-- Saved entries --

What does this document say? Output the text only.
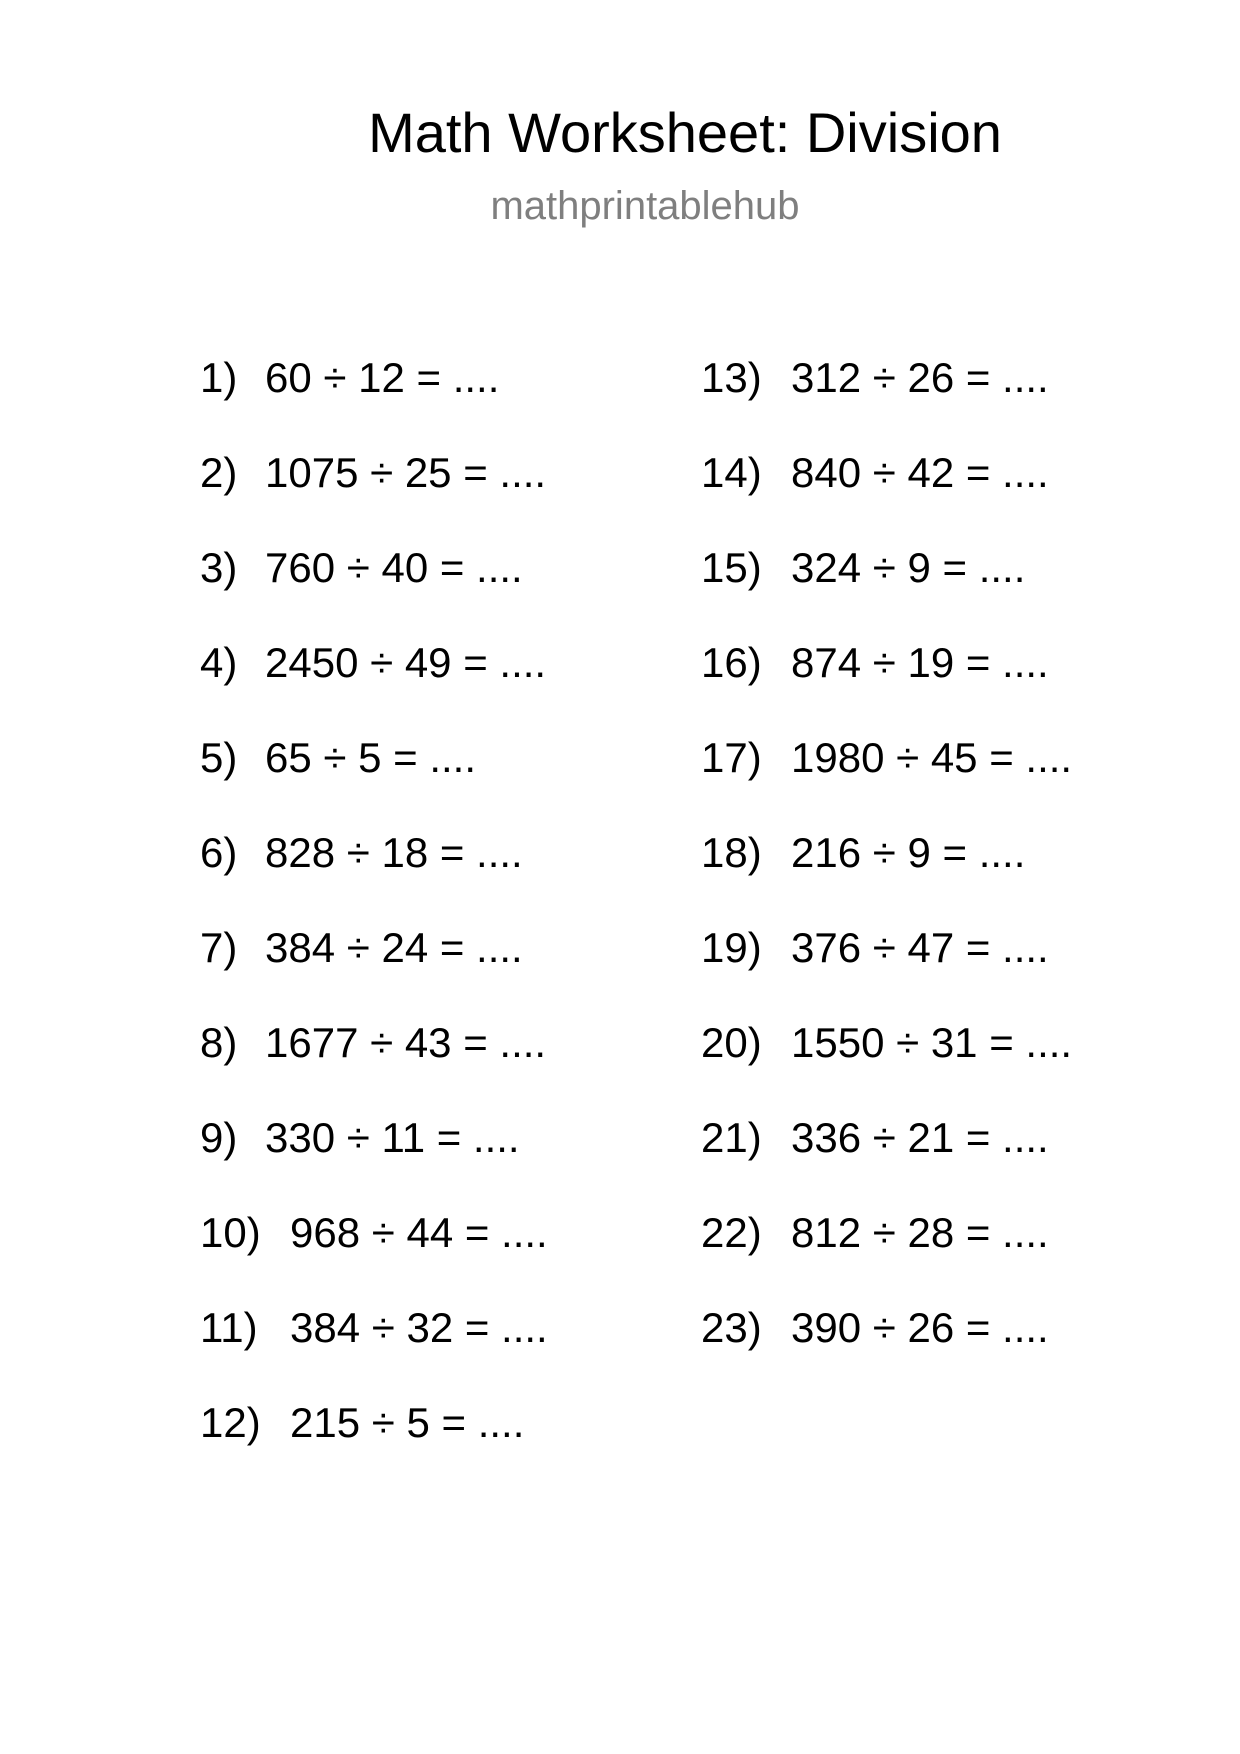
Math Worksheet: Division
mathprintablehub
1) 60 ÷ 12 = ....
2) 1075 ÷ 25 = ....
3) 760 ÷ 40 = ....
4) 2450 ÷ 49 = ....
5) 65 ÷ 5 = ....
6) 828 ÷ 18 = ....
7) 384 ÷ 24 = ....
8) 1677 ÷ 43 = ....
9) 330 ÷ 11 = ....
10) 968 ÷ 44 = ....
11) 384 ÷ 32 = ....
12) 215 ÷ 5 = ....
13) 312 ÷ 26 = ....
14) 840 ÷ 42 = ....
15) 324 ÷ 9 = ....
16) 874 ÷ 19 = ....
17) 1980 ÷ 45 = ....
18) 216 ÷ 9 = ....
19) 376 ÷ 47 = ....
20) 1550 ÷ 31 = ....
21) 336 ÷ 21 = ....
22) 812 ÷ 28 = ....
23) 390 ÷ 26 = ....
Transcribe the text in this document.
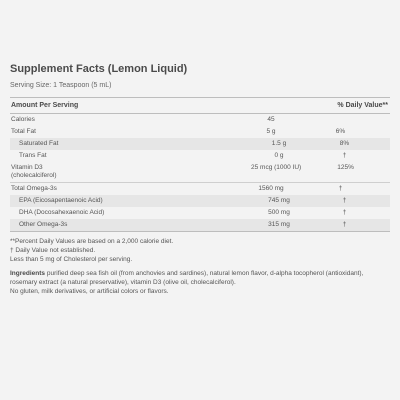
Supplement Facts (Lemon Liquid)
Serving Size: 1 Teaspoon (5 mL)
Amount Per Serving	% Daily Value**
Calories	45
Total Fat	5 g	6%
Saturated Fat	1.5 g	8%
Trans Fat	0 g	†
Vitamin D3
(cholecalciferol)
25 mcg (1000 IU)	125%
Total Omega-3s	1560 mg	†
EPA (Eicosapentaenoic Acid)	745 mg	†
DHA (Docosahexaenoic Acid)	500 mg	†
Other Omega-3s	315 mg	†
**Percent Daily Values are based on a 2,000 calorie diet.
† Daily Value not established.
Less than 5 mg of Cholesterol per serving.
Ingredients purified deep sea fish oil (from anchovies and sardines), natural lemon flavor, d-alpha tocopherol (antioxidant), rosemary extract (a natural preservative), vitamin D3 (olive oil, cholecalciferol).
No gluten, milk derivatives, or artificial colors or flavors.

-- What is being asked --
Give back every line exactly as it stands, pictures excluded.

-- Solution --
What does this document say? Output the text only.
Math Worksheet: Division
mathprintablehub
1) 60 ÷ 12 = ....
2) 1075 ÷ 25 = ....
3) 760 ÷ 40 = ....
4) 2450 ÷ 49 = ....
5) 65 ÷ 5 = ....
6) 828 ÷ 18 = ....
7) 384 ÷ 24 = ....
8) 1677 ÷ 43 = ....
9) 330 ÷ 11 = ....
10) 968 ÷ 44 = ....
11) 384 ÷ 32 = ....
12) 215 ÷ 5 = ....
13) 312 ÷ 26 = ....
14) 840 ÷ 42 = ....
15) 324 ÷ 9 = ....
16) 874 ÷ 19 = ....
17) 1980 ÷ 45 = ....
18) 216 ÷ 9 = ....
19) 376 ÷ 47 = ....
20) 1550 ÷ 31 = ....
21) 336 ÷ 21 = ....
22) 812 ÷ 28 = ....
23) 390 ÷ 26 = ....
Transcribe the text in this document.
Supplement Facts (Lemon Liquid)
Serving Size: 1 Teaspoon (5 mL)
Amount Per Serving	% Daily Value**
Calories	45
Total Fat	5 g	6%
Saturated Fat	1.5 g	8%
Trans Fat	0 g	†
Vitamin D3
(cholecalciferol)
25 mcg (1000 IU)	125%
Total Omega-3s	1560 mg	†
EPA (Eicosapentaenoic Acid)	745 mg	†
DHA (Docosahexaenoic Acid)	500 mg	†
Other Omega-3s	315 mg	†
**Percent Daily Values are based on a 2,000 calorie diet.
† Daily Value not established.
Less than 5 mg of Cholesterol per serving.
Ingredients purified deep sea fish oil (from anchovies and sardines), natural lemon flavor, d-alpha tocopherol (antioxidant), rosemary extract (a natural preservative), vitamin D3 (olive oil, cholecalciferol).
No gluten, milk derivatives, or artificial colors or flavors.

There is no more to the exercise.